What you should do: Reproduce the records below in full and exactly, without their images.

START Supplied information

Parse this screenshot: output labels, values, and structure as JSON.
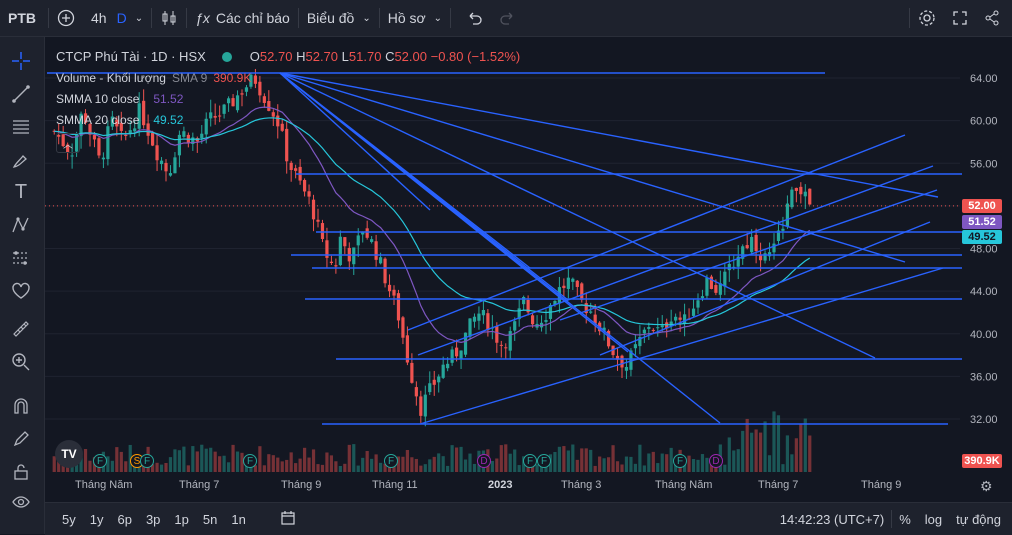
{
  "topbar": {
    "symbol": "PTB",
    "interval": "4h",
    "interval_alt": "D",
    "indicators_label": "Các chỉ báo",
    "chart_label": "Biểu đồ",
    "profile_label": "Hồ sơ"
  },
  "legend": {
    "title": "CTCP Phú Tài · 1D · HSX",
    "o_label": "O",
    "o_value": "52.70",
    "h_label": "H",
    "h_value": "52.70",
    "l_label": "L",
    "l_value": "51.70",
    "c_label": "C",
    "c_value": "52.00",
    "change": "−0.80 (−1.52%)",
    "volume_label": "Volume - Khối lượng",
    "volume_sma": "SMA 9",
    "volume_value": "390.9K",
    "smma10_label": "SMMA 10 close",
    "smma10_value": "51.52",
    "smma20_label": "SMMA 20 close",
    "smma20_value": "49.52"
  },
  "price_axis": [
    "64.00",
    "60.00",
    "56.00",
    "52.00",
    "48.00",
    "44.00",
    "40.00",
    "36.00",
    "32.00"
  ],
  "badges": {
    "last_price": "52.00",
    "smma10": "51.52",
    "smma20": "49.52",
    "volume": "390.9K"
  },
  "time_axis": [
    "Tháng Năm",
    "Tháng 7",
    "Tháng 9",
    "Tháng 11",
    "2023",
    "Tháng 3",
    "Tháng Năm",
    "Tháng 7",
    "Tháng 9"
  ],
  "events": [
    {
      "t": "F",
      "kind": "dividend"
    },
    {
      "t": "",
      "kind": "split"
    },
    {
      "t": "S",
      "kind": "split"
    },
    {
      "t": "F",
      "kind": "dividend"
    },
    {
      "t": "F",
      "kind": "dividend"
    },
    {
      "t": "F",
      "kind": "dividend"
    },
    {
      "t": "D",
      "kind": "earnings"
    },
    {
      "t": "F",
      "kind": "dividend"
    },
    {
      "t": "F",
      "kind": "dividend"
    },
    {
      "t": "F",
      "kind": "dividend"
    },
    {
      "t": "D",
      "kind": "earnings"
    }
  ],
  "bottombar": {
    "ranges": [
      "5y",
      "1y",
      "6p",
      "3p",
      "1p",
      "5n",
      "1n"
    ],
    "time": "14:42:23 (UTC+7)",
    "percent": "%",
    "log": "log",
    "auto": "tự động"
  },
  "colors": {
    "up": "#26a69a",
    "down": "#ef5350",
    "line": "#2962ff",
    "smma10": "#7e57c2",
    "smma20": "#26c6da"
  },
  "chart_data": {
    "type": "candlestick",
    "title": "CTCP Phú Tài · 1D · HSX",
    "ylim": [
      30,
      66
    ],
    "close_path": [
      [
        0,
        59
      ],
      [
        3,
        57
      ],
      [
        5,
        61
      ],
      [
        8,
        56
      ],
      [
        10,
        60
      ],
      [
        12,
        58
      ],
      [
        15,
        61
      ],
      [
        18,
        57
      ],
      [
        20,
        55
      ],
      [
        22,
        59
      ],
      [
        25,
        58
      ],
      [
        27,
        60
      ],
      [
        30,
        61
      ],
      [
        33,
        63
      ],
      [
        35,
        64
      ],
      [
        37,
        62
      ],
      [
        39,
        60
      ],
      [
        41,
        56
      ],
      [
        43,
        54
      ],
      [
        45,
        52
      ],
      [
        47,
        48
      ],
      [
        49,
        46
      ],
      [
        50,
        49
      ],
      [
        52,
        47
      ],
      [
        54,
        50
      ],
      [
        56,
        48
      ],
      [
        58,
        45
      ],
      [
        60,
        42
      ],
      [
        62,
        37
      ],
      [
        64,
        33
      ],
      [
        66,
        35
      ],
      [
        68,
        37
      ],
      [
        70,
        38
      ],
      [
        72,
        40
      ],
      [
        74,
        42
      ],
      [
        76,
        41
      ],
      [
        78,
        39
      ],
      [
        80,
        40
      ],
      [
        82,
        43
      ],
      [
        84,
        41
      ],
      [
        86,
        42
      ],
      [
        88,
        44
      ],
      [
        90,
        45
      ],
      [
        92,
        43
      ],
      [
        94,
        42
      ],
      [
        96,
        40
      ],
      [
        98,
        38
      ],
      [
        100,
        37
      ],
      [
        102,
        39
      ],
      [
        104,
        41
      ],
      [
        106,
        40
      ],
      [
        108,
        42
      ],
      [
        110,
        41
      ],
      [
        112,
        43
      ],
      [
        114,
        45
      ],
      [
        116,
        44
      ],
      [
        118,
        46
      ],
      [
        120,
        48
      ],
      [
        122,
        49
      ],
      [
        124,
        47
      ],
      [
        126,
        48
      ],
      [
        128,
        52
      ],
      [
        130,
        54
      ],
      [
        132,
        52
      ]
    ]
  }
}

END Supplied information

Exercise result:
Parse this screenshot: output labels, values, and structure as JSON.
{
  "topbar": {
    "symbol": "PTB",
    "interval": "4h",
    "interval_alt": "D",
    "indicators_label": "Các chỉ báo",
    "chart_label": "Biểu đồ",
    "profile_label": "Hồ sơ"
  },
  "legend": {
    "title": "CTCP Phú Tài · 1D · HSX",
    "o_label": "O",
    "o_value": "52.70",
    "h_label": "H",
    "h_value": "52.70",
    "l_label": "L",
    "l_value": "51.70",
    "c_label": "C",
    "c_value": "52.00",
    "change": "−0.80 (−1.52%)",
    "volume_label": "Volume - Khối lượng",
    "volume_sma": "SMA 9",
    "volume_value": "390.9K",
    "smma10_label": "SMMA 10 close",
    "smma10_value": "51.52",
    "smma20_label": "SMMA 20 close",
    "smma20_value": "49.52"
  },
  "price_axis": [
    "64.00",
    "60.00",
    "56.00",
    "52.00",
    "48.00",
    "44.00",
    "40.00",
    "36.00",
    "32.00"
  ],
  "badges": {
    "last_price": "52.00",
    "smma10": "51.52",
    "smma20": "49.52",
    "volume": "390.9K"
  },
  "time_axis": [
    "Tháng Năm",
    "Tháng 7",
    "Tháng 9",
    "Tháng 11",
    "2023",
    "Tháng 3",
    "Tháng Năm",
    "Tháng 7",
    "Tháng 9"
  ],
  "events": [
    {
      "t": "F",
      "kind": "dividend"
    },
    {
      "t": "",
      "kind": "split"
    },
    {
      "t": "S",
      "kind": "split"
    },
    {
      "t": "F",
      "kind": "dividend"
    },
    {
      "t": "F",
      "kind": "dividend"
    },
    {
      "t": "F",
      "kind": "dividend"
    },
    {
      "t": "D",
      "kind": "earnings"
    },
    {
      "t": "F",
      "kind": "dividend"
    },
    {
      "t": "F",
      "kind": "dividend"
    },
    {
      "t": "F",
      "kind": "dividend"
    },
    {
      "t": "D",
      "kind": "earnings"
    }
  ],
  "bottombar": {
    "ranges": [
      "5y",
      "1y",
      "6p",
      "3p",
      "1p",
      "5n",
      "1n"
    ],
    "time": "14:42:23 (UTC+7)",
    "percent": "%",
    "log": "log",
    "auto": "tự động"
  },
  "colors": {
    "up": "#26a69a",
    "down": "#ef5350",
    "line": "#2962ff",
    "smma10": "#7e57c2",
    "smma20": "#26c6da"
  },
  "chart_data": {
    "type": "candlestick",
    "title": "CTCP Phú Tài · 1D · HSX",
    "ylim": [
      30,
      66
    ],
    "close_path": [
      [
        0,
        59
      ],
      [
        3,
        57
      ],
      [
        5,
        61
      ],
      [
        8,
        56
      ],
      [
        10,
        60
      ],
      [
        12,
        58
      ],
      [
        15,
        61
      ],
      [
        18,
        57
      ],
      [
        20,
        55
      ],
      [
        22,
        59
      ],
      [
        25,
        58
      ],
      [
        27,
        60
      ],
      [
        30,
        61
      ],
      [
        33,
        63
      ],
      [
        35,
        64
      ],
      [
        37,
        62
      ],
      [
        39,
        60
      ],
      [
        41,
        56
      ],
      [
        43,
        54
      ],
      [
        45,
        52
      ],
      [
        47,
        48
      ],
      [
        49,
        46
      ],
      [
        50,
        49
      ],
      [
        52,
        47
      ],
      [
        54,
        50
      ],
      [
        56,
        48
      ],
      [
        58,
        45
      ],
      [
        60,
        42
      ],
      [
        62,
        37
      ],
      [
        64,
        33
      ],
      [
        66,
        35
      ],
      [
        68,
        37
      ],
      [
        70,
        38
      ],
      [
        72,
        40
      ],
      [
        74,
        42
      ],
      [
        76,
        41
      ],
      [
        78,
        39
      ],
      [
        80,
        40
      ],
      [
        82,
        43
      ],
      [
        84,
        41
      ],
      [
        86,
        42
      ],
      [
        88,
        44
      ],
      [
        90,
        45
      ],
      [
        92,
        43
      ],
      [
        94,
        42
      ],
      [
        96,
        40
      ],
      [
        98,
        38
      ],
      [
        100,
        37
      ],
      [
        102,
        39
      ],
      [
        104,
        41
      ],
      [
        106,
        40
      ],
      [
        108,
        42
      ],
      [
        110,
        41
      ],
      [
        112,
        43
      ],
      [
        114,
        45
      ],
      [
        116,
        44
      ],
      [
        118,
        46
      ],
      [
        120,
        48
      ],
      [
        122,
        49
      ],
      [
        124,
        47
      ],
      [
        126,
        48
      ],
      [
        128,
        52
      ],
      [
        130,
        54
      ],
      [
        132,
        52
      ]
    ]
  }
}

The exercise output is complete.